start

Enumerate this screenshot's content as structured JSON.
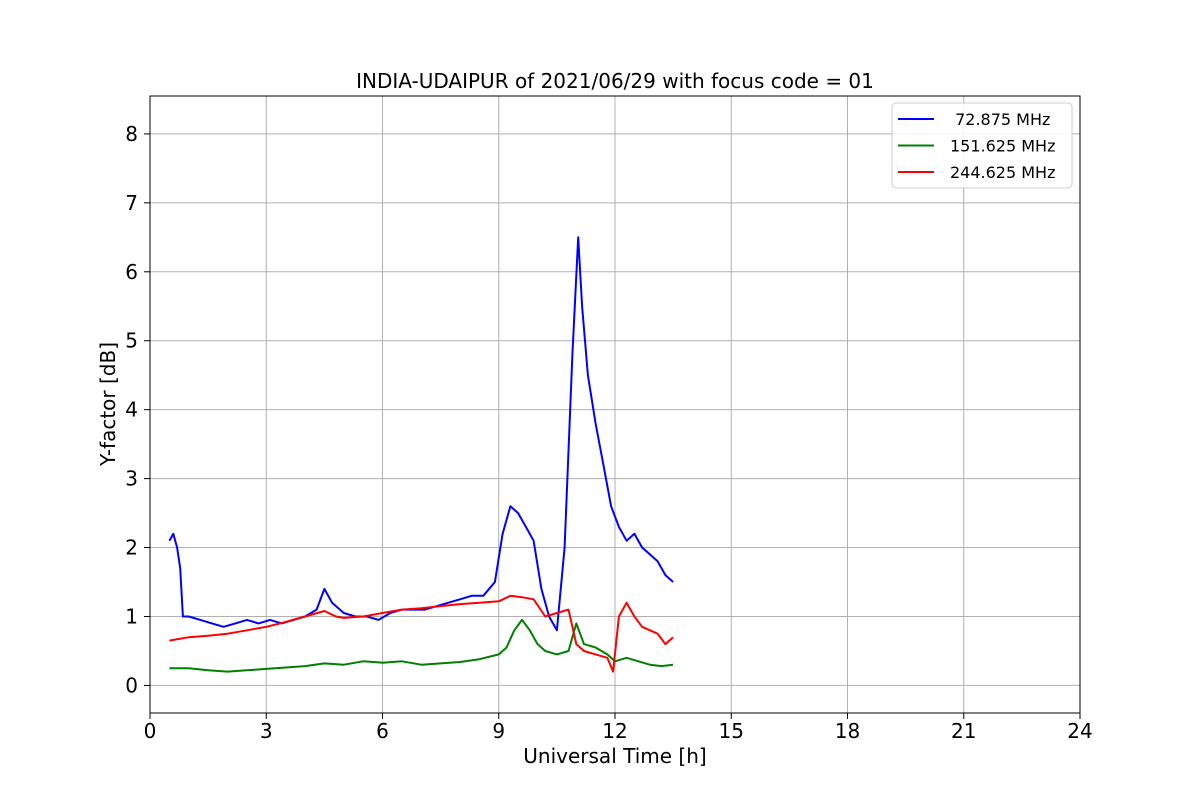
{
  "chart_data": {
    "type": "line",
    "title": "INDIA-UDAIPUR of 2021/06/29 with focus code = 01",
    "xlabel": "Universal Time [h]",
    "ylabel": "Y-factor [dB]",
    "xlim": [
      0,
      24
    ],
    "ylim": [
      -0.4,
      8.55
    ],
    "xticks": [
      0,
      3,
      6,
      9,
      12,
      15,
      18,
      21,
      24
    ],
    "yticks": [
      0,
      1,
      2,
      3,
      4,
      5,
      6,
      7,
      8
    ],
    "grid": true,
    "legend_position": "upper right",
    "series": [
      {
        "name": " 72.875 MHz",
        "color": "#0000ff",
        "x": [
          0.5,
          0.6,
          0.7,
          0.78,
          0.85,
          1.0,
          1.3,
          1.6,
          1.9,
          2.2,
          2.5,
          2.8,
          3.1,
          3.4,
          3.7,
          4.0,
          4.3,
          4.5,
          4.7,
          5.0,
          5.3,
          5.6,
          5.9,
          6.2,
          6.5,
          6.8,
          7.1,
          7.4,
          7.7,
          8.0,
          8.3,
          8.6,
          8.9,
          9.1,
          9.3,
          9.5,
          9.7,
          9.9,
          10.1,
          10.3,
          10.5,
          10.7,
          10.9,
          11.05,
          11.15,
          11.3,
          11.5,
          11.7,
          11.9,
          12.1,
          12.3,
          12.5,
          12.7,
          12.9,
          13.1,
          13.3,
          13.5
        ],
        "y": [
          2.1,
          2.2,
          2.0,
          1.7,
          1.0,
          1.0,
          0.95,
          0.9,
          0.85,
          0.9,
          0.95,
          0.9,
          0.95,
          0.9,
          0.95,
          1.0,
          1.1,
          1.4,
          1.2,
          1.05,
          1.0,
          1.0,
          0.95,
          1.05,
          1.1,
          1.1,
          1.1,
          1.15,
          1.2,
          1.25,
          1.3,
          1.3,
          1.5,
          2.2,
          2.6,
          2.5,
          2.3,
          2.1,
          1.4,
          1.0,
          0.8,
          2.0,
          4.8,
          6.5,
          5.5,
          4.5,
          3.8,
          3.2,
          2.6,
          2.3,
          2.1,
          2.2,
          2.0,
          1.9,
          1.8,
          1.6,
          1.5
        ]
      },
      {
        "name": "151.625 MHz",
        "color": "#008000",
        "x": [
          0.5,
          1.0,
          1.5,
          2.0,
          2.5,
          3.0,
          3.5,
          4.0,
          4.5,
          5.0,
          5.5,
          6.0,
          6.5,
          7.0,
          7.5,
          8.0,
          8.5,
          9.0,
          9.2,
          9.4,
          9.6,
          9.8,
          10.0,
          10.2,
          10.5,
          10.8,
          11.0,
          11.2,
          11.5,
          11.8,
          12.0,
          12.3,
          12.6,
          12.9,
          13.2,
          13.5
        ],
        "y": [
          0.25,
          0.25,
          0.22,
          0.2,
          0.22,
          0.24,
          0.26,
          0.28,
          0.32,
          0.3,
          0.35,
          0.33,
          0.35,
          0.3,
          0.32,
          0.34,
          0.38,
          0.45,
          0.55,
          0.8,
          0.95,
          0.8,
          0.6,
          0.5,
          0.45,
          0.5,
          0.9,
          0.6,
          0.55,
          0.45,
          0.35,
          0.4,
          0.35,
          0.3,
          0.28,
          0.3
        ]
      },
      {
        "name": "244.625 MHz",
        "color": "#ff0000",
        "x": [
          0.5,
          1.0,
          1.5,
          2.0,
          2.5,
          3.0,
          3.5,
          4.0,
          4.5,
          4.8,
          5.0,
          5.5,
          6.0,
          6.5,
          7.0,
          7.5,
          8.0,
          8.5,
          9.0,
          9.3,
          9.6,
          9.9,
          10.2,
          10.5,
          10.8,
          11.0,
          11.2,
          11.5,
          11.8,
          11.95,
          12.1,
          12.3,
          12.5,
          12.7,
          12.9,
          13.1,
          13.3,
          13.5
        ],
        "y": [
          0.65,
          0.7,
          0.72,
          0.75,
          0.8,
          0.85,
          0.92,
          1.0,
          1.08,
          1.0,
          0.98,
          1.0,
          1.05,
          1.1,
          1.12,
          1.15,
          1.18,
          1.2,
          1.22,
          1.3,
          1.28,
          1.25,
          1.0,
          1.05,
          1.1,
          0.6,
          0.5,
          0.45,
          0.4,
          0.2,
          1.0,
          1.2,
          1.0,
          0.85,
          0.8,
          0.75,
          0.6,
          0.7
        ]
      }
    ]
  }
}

end

**Task requirements**
Lines that hold "color" are the ones to copy; find all of them.

**The output**
        "color": "#0000ff",
        "color": "#008000",
        "color": "#ff0000",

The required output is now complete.